__WRITTEN EXERCISE 1__: In the mailing-list thread, what does the reply say Indexed RDD is a generalization of?

__EXCERPT__:
# # # #
Re: AMP Lab Indexed RDD - question for Data Bricks AMP Labs

2015-04-16 Thread Koert Kuipers
i believe it is a generalization of some classes inside graphx, where there
was/is a need to keep stuff indexed for random access within each rdd
partition

On Thu, Apr 16, 2015 at 5:00 PM, Evo Eftimov evo.efti...@isecc.com wrote:

 Can somebody from Data Briks sched more light on this Indexed RDD library

 https://github.com/amplab/spark-indexedrdd

 It seems to come from AMP Labs and most of the Data Bricks guys are from
 there

 What is especially interesting is whether the Point Lookup (and the other
 primitives) can work from within a function (e.g. map) running on executors
 on worker nodes



 --
 View this message in context:
 http://apache-spark-user-list.1001560.n3.nabble.com/AMP-Lab-Indexed-RDD-question-for-Data-Bricks-AMP-Labs-tp22532.html
 Sent from the Apache Spark User List mailing list archive at Nabble.com.
# # # #
Layout records
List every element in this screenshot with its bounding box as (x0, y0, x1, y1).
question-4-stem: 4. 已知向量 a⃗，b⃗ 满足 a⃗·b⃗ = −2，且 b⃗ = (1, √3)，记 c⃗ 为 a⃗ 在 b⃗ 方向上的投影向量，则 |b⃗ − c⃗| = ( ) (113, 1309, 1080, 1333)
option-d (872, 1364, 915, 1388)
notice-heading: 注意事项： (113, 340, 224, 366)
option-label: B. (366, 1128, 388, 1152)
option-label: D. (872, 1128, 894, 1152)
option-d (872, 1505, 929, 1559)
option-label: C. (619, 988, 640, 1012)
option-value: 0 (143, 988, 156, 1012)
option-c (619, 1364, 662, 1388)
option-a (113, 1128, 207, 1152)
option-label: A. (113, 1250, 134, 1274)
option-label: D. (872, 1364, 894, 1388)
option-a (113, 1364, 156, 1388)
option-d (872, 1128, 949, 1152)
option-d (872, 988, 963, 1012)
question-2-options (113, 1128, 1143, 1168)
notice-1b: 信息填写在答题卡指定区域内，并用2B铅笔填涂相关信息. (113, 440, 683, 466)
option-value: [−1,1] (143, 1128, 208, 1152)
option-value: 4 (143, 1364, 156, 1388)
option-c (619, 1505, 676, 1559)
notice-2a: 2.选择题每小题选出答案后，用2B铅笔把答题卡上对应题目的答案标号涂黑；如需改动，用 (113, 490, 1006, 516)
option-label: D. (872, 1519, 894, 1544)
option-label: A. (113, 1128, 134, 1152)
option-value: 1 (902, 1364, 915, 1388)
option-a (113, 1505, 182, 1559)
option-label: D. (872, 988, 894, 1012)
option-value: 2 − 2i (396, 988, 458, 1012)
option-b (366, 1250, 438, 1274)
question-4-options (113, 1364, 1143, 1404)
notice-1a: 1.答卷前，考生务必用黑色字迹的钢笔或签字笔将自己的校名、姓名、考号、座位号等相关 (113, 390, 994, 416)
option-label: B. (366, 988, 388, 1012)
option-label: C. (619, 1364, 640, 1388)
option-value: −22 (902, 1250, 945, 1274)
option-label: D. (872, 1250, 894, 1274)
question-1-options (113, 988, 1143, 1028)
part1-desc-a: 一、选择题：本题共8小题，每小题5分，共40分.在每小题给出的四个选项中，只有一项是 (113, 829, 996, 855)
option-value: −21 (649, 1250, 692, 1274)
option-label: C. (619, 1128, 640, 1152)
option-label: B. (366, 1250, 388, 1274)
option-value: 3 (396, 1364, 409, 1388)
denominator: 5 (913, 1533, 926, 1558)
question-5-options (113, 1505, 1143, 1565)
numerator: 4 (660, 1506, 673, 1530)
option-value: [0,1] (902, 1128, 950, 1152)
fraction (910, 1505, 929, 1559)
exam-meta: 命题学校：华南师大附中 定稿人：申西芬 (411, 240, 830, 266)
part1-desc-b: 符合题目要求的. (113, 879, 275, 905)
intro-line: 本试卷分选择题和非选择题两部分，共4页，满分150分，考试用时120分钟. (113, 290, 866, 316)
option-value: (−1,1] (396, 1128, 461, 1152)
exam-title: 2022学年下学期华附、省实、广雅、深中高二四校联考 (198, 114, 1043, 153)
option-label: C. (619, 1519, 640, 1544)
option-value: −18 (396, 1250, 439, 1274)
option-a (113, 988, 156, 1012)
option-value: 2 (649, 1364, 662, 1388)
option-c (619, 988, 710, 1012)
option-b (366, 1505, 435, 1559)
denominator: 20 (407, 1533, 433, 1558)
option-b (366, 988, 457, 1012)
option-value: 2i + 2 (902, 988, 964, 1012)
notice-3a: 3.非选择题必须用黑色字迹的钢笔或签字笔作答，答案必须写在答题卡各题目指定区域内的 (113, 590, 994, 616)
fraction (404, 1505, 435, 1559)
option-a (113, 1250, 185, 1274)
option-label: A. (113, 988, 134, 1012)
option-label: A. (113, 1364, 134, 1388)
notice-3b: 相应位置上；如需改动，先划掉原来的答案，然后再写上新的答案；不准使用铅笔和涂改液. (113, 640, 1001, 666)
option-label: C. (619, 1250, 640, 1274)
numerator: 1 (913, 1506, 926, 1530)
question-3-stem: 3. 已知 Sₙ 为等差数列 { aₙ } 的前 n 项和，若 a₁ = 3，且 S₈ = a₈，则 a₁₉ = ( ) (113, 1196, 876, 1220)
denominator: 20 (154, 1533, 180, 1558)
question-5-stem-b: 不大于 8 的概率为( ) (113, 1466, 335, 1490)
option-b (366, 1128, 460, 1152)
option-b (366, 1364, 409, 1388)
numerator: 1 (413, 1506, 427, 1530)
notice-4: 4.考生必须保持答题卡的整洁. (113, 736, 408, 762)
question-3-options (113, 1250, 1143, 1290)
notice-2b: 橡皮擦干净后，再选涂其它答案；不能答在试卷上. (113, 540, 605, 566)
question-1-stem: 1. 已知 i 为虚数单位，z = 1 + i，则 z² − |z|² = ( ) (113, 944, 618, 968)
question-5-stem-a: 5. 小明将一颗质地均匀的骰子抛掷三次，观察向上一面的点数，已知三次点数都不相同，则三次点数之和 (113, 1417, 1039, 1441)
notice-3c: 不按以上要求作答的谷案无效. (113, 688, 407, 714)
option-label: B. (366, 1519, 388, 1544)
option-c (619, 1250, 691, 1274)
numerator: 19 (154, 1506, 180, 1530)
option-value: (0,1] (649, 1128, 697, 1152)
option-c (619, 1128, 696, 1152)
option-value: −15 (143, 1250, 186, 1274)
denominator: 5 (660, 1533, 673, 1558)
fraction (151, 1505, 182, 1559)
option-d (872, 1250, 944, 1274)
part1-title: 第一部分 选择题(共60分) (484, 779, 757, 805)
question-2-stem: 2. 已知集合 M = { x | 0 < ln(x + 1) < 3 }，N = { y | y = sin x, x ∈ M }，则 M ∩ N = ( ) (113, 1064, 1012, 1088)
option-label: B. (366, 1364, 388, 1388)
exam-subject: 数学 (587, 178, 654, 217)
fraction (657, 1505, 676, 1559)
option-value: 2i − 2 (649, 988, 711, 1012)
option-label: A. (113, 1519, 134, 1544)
# # # #
__WRITTEN EXERCISE 2__: Show each line of the entries above that contains the string "title". Case counts.

__FULL RESPONSE 1__: Some classes inside GraphX.

__FULL RESPONSE 2__:
exam-title: 2022学年下学期华附、省实、广雅、深中高二四校联考 (198, 114, 1043, 153)
part1-title: 第一部分 选择题(共60分) (484, 779, 757, 805)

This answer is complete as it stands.